▶ [REQUIREMENTS]: From the listing below, pull out all lines with "Правительства" in them.

______________________________

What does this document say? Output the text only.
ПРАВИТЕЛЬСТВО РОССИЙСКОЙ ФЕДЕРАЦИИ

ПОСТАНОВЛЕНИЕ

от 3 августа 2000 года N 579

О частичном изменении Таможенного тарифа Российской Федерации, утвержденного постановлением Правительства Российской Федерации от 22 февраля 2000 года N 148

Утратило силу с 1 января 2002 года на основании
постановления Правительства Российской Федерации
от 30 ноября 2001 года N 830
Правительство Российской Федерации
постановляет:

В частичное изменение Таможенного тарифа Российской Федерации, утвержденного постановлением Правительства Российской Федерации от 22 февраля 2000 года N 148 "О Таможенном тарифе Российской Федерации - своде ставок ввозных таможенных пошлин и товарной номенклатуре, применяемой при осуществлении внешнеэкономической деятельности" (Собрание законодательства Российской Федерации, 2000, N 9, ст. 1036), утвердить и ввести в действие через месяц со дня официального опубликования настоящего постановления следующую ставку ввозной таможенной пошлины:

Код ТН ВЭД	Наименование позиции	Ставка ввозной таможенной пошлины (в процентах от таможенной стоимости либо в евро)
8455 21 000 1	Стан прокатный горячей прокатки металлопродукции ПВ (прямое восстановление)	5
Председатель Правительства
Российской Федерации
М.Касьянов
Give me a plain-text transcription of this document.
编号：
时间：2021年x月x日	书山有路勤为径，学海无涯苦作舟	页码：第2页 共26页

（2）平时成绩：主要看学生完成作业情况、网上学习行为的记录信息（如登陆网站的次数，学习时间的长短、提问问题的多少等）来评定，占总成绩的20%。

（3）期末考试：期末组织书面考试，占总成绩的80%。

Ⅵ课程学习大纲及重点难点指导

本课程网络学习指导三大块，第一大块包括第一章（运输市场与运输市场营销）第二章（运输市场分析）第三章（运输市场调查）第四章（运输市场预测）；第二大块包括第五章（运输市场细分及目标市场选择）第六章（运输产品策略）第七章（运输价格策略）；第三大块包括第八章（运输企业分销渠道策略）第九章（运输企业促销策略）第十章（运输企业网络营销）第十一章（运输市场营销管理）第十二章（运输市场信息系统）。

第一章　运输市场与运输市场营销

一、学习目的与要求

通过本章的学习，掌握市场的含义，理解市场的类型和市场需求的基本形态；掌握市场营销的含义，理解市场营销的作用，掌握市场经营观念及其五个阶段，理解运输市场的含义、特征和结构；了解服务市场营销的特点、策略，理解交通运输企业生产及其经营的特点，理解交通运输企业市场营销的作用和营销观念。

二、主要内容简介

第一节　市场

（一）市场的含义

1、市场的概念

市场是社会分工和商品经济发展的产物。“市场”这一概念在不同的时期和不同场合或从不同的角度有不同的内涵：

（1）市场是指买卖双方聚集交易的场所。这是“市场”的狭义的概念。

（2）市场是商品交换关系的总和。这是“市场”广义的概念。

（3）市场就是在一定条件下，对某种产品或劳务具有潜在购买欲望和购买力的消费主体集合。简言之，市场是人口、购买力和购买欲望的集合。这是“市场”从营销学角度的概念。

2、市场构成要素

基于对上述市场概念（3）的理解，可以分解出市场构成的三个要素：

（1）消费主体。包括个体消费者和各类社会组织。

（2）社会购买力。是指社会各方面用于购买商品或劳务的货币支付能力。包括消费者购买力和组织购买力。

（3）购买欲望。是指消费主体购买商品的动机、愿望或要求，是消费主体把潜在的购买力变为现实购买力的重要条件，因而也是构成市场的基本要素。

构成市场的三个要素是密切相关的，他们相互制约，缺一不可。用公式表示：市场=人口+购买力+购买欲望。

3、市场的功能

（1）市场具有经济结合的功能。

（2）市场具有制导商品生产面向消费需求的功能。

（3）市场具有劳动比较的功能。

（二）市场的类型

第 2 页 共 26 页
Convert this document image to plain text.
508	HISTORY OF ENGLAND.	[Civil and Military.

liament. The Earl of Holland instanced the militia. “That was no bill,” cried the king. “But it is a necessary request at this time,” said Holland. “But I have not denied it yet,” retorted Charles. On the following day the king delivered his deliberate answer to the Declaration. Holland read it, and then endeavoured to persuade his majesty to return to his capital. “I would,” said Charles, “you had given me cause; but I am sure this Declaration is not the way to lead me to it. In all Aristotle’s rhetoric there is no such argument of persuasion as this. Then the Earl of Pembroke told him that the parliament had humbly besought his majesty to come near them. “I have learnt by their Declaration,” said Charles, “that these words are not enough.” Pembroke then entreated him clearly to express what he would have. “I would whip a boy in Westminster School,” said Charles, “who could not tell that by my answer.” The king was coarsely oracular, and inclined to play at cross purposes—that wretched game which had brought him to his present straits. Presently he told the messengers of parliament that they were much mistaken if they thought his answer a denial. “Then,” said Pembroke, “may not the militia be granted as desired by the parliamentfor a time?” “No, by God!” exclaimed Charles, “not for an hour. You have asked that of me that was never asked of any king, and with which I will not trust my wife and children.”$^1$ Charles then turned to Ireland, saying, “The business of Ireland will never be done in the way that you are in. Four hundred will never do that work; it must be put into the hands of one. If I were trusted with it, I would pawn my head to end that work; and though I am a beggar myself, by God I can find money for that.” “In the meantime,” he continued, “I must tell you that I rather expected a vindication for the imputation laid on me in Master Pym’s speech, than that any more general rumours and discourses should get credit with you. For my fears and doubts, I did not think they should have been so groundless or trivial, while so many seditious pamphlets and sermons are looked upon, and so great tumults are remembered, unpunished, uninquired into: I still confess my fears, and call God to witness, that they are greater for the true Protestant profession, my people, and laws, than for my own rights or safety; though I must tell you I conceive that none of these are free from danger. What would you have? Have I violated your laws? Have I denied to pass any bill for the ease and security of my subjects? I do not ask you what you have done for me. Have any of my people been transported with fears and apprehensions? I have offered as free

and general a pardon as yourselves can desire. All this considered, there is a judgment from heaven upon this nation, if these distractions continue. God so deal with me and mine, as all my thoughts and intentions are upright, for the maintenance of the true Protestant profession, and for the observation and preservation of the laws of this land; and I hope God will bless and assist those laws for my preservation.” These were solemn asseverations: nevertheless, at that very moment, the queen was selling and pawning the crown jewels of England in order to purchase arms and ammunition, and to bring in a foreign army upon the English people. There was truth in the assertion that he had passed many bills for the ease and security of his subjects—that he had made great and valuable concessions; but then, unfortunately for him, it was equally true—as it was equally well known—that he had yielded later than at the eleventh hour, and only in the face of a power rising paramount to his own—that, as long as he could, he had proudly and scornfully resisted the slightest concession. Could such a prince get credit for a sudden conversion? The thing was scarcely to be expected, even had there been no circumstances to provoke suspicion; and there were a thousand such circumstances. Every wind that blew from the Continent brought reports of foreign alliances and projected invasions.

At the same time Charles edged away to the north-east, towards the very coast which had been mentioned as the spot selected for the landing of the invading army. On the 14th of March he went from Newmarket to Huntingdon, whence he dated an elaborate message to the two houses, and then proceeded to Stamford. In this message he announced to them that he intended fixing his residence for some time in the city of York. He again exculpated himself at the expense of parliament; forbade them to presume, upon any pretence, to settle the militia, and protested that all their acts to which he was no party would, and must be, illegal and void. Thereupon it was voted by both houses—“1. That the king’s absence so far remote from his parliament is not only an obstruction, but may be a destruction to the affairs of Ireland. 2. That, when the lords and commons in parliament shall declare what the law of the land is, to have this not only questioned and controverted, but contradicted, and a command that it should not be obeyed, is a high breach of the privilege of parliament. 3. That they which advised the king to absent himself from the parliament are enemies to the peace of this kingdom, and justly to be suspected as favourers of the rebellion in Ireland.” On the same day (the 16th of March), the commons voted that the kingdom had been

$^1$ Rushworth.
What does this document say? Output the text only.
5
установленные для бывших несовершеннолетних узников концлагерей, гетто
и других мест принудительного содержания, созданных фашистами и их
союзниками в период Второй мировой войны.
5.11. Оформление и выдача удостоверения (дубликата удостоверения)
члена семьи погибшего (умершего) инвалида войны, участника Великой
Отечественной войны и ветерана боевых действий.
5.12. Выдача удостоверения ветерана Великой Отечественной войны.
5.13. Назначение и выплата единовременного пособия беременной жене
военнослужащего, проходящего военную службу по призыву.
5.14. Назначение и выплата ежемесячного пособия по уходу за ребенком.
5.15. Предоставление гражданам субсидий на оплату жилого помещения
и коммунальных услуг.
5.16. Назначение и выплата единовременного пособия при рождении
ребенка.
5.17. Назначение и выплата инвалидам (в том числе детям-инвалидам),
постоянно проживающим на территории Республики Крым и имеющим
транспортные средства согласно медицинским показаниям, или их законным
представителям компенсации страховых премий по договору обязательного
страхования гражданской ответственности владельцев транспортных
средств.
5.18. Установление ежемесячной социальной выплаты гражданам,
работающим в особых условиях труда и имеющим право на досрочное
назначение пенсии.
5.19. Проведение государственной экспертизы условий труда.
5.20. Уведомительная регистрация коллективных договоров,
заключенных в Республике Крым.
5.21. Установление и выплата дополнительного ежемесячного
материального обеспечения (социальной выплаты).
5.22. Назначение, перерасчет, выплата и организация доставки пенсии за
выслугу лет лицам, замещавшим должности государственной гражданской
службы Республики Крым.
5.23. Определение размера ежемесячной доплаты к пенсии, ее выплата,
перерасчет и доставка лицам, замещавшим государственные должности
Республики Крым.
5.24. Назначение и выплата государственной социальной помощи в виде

______________________________

▶ [CORRECT RESPONSE]:
О частичном изменении Таможенного тарифа Российской Федерации, утвержденного постановлением Правительства Российской Федерации от 22 февраля 2000 года N 148
постановления Правительства Российской Федерации
В частичное изменение Таможенного тарифа Российской Федерации, утвержденного постановлением Правительства Российской Федерации от 22 февраля 2000 года N 148 "О Таможенном тарифе Российской Федерации - своде ставок ввозных таможенных пошлин и товарной номенклатуре, применяемой при осуществлении внешнеэкономической деятельности" (Собрание законодательства Российской Федерации, 2000, N 9, ст. 1036), утвердить и ввести в действие через месяц со дня официального опубликования настоящего постановления следующую ставку ввозной таможенной пошлины:
Председатель Правительства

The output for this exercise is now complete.